Filter the data for lines with the word "right", then copy every line so identified.

── Record set ──

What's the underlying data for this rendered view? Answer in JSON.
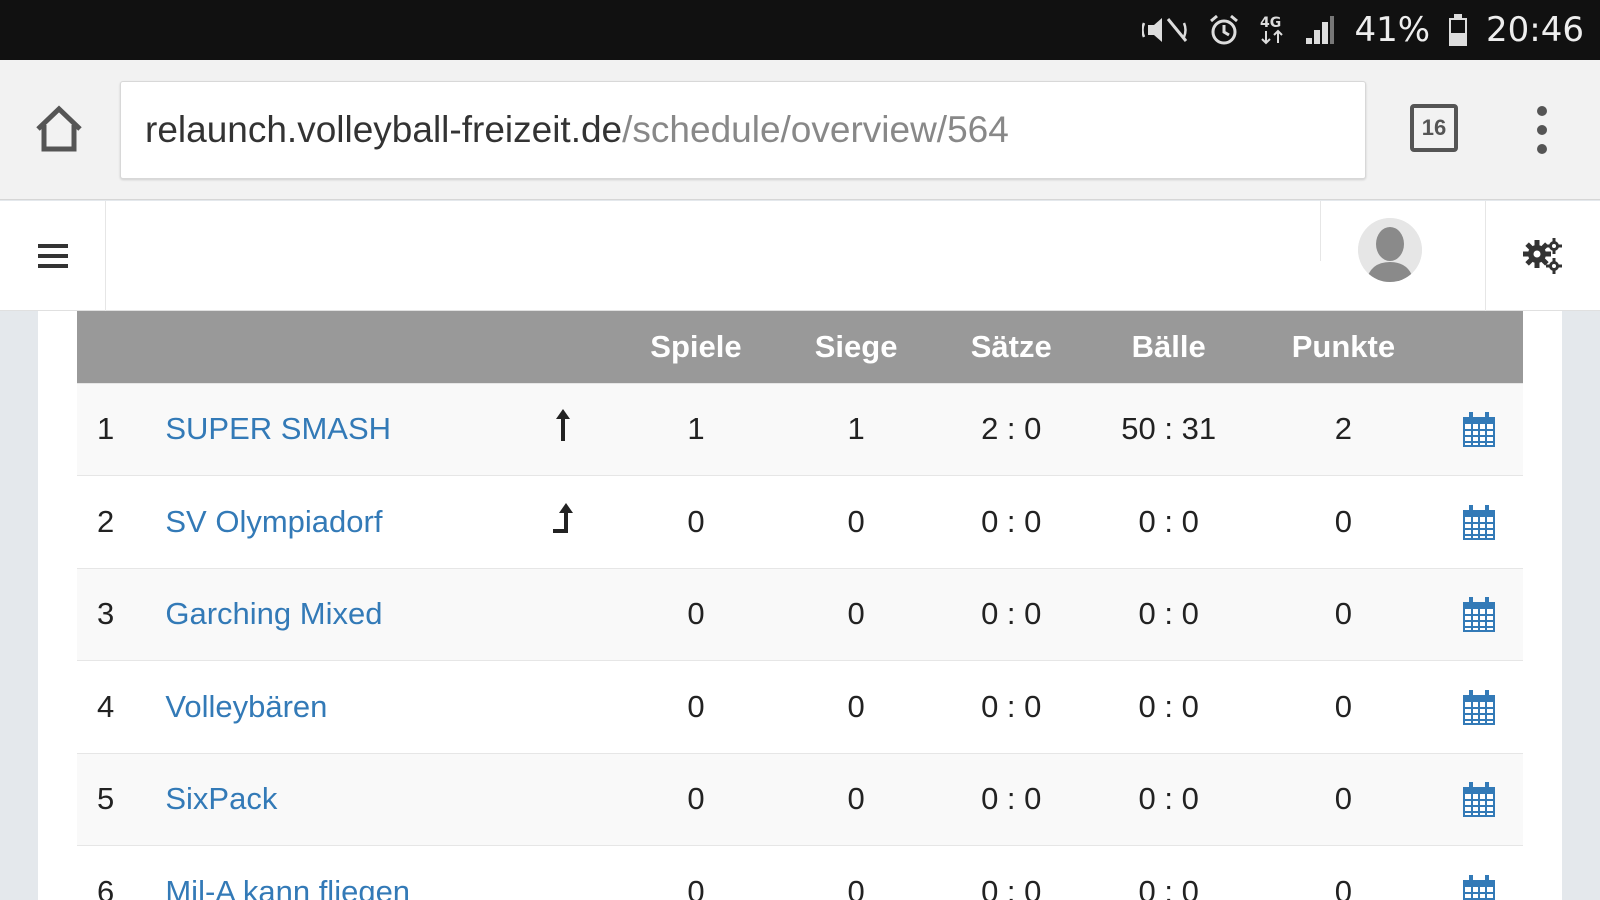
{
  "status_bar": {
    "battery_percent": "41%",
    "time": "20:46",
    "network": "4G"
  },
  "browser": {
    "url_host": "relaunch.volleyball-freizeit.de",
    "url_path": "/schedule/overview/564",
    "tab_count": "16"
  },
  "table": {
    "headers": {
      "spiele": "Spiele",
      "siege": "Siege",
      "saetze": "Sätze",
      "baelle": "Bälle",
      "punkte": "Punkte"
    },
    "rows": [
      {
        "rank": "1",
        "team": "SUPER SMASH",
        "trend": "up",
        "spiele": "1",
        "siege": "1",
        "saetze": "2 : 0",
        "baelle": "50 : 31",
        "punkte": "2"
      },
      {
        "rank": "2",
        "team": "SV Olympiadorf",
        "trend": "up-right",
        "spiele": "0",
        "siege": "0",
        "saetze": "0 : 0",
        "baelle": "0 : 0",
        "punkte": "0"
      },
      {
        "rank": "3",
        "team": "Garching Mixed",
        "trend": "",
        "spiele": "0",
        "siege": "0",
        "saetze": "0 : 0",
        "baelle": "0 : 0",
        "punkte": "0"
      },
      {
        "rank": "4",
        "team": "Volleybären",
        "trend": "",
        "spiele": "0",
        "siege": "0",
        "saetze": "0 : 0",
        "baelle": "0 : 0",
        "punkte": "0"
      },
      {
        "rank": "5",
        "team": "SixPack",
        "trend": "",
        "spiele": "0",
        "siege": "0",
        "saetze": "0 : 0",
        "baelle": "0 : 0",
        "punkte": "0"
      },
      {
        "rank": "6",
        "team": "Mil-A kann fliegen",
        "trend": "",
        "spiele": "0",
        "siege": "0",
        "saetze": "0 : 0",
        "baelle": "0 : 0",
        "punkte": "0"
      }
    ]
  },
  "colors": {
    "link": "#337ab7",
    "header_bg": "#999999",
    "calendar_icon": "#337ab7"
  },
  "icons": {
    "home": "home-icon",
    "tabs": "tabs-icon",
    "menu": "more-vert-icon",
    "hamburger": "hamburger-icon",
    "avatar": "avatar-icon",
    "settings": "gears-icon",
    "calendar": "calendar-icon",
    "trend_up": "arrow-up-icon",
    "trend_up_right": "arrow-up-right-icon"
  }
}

───

* _Result_:
        "trend": "up-right",
    "trend_up_right": "arrow-up-right-icon"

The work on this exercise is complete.